--- Work task 1 ---
From the housing discussion, copy the passage starting with "Housing is a fundamental need, the" and going on through "fact of ownership.".
--- Work task 2 ---
In the housing discussion, how much money per month does the 62-year-old commenter get to live on?

--- Given text ---
++++++

Housing is a fundamental need, the same as food and water are. Gov'ts have allowed the privatization of these things to the detriment of human survival and it MUST stop ... or only the rich will be alive.
Saying that 35% of housing is rental hides the fact of ownership.
@girlfreddy
You do realize that every rental needs to be owned by someone right?
Whether it's your neighbor directly, or your neighbor's stake in a REIT, it really doesn't matter to the outcome for people who want to live in that area.
Rentals have always been commercialized, the whole point of renting out a unit is to make money.
You're right that housing is a fundamental need, but Canada (since it's inception) has always had private ownership of the housing market. We can fix this with a private market, the government just needs to regulate it better. Restricting ownership to two properties won't fix it though, it just changes the winners from large corporations (owned by rich people) to individual rich people who have enough to own a second home that they rent out.
The only way to make affordable housing is to drop the price of all housing, which is politically suicidal at the moment. You will never convince the 65% of the population that are owners to vote to devalue their property by 75% in order to make things affordable for everyone. The problem needs to get far worse, until ownership drops dramatically before any sort of effective policy can be passed. It's going to be a few decades at least.
@BlameThePeacock
If 65% of rental properties are owned by the people living in them and 24% are owned by fucking corporations, that leaves 11% left for everyone else ... including low income people who need to live somewhere.
I'm one of them. Had to move out of my apartment and now I live in a bedroom. At 62 I can't work much anymore because of workplace injuries, have had 4 surgeries to fix what happened, and get $1200 per month to live on. Keep telling me how it can't be fixed.
You're really bad at logic, and reading.
First, I said residential properties, not rental properties. That means any building designed for people to live in it.
Second, the houses people own have people living in them, the majority of Canadians in fact. So do the dedicated rentals (regardless of who owns them) even the properties owned by multiple owners tend to be occupied by renters.
There is no "everyone else" left out, those numbers include everyone who isn't homeless.
I never said it can't be fixed, I said it won't be fixed for a while because the majority of Canadians (and therefore voters) are benefitting from this system inflating their home value.

++++++

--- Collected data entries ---
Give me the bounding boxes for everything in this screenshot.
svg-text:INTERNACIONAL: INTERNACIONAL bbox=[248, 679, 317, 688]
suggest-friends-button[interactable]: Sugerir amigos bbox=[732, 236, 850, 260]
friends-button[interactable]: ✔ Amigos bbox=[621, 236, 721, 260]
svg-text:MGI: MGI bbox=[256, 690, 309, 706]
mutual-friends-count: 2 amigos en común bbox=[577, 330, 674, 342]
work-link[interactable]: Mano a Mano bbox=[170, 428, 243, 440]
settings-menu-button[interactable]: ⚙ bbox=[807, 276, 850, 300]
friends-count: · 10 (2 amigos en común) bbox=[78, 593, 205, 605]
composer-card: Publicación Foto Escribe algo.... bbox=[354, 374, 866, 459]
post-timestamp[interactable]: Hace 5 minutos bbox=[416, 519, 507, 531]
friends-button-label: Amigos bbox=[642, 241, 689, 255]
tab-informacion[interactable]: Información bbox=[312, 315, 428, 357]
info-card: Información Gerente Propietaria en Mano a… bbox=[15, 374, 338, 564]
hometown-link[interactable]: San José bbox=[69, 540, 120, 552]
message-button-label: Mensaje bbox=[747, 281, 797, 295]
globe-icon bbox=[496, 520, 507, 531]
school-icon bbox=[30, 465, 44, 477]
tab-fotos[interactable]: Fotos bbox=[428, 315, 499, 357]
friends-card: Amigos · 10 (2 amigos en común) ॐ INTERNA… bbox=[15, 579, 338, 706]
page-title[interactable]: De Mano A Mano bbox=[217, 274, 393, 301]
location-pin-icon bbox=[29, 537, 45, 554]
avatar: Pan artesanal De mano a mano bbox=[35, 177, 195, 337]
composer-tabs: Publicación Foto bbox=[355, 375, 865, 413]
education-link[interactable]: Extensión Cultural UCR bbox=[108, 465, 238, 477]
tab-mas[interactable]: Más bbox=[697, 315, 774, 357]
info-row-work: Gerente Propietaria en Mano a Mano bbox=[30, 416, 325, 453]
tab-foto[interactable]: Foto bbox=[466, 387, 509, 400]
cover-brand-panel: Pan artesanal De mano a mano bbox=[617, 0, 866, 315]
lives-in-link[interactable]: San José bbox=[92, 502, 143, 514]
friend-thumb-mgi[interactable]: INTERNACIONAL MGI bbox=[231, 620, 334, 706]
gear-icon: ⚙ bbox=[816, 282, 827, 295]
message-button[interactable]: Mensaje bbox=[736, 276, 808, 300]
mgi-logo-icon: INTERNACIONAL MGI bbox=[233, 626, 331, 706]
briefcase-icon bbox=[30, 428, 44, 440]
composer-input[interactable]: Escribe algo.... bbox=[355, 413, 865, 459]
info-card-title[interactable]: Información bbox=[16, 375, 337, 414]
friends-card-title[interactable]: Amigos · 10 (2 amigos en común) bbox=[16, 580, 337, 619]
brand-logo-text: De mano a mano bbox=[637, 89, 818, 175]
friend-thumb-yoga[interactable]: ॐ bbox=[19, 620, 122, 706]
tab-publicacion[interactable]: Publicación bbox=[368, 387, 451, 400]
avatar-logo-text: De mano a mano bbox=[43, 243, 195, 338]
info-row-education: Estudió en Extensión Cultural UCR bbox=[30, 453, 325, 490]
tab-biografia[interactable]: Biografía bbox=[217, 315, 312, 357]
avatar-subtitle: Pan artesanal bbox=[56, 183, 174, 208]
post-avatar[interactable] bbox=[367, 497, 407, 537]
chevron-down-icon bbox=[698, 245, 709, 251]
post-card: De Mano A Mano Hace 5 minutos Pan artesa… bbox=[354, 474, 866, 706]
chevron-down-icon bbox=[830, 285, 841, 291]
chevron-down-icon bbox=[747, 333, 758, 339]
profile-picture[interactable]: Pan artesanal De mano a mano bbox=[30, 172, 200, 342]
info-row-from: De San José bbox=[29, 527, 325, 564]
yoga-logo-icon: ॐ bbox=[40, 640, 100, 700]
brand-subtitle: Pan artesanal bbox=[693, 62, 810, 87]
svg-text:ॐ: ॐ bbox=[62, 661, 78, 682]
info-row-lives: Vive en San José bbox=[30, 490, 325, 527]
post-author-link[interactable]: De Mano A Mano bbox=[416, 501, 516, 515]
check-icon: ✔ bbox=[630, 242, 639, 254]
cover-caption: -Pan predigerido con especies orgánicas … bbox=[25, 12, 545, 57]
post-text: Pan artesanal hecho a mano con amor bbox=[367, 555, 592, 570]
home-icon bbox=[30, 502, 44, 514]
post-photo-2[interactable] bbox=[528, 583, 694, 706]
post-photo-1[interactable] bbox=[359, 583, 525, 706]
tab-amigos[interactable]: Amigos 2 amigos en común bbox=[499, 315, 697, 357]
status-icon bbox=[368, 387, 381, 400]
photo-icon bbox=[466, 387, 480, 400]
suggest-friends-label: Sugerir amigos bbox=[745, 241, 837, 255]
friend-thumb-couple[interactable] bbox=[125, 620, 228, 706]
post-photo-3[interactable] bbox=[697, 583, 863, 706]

++++++

--- Exercise output 1 ---
Housing is a fundamental need, the same as food and water are. Gov'ts have allowed the privatization of these things to the detriment of human survival and it MUST stop ... or only the rich will be alive.
Saying that 35% of housing is rental hides the fact of ownership.

--- Exercise output 2 ---
$1200 per month.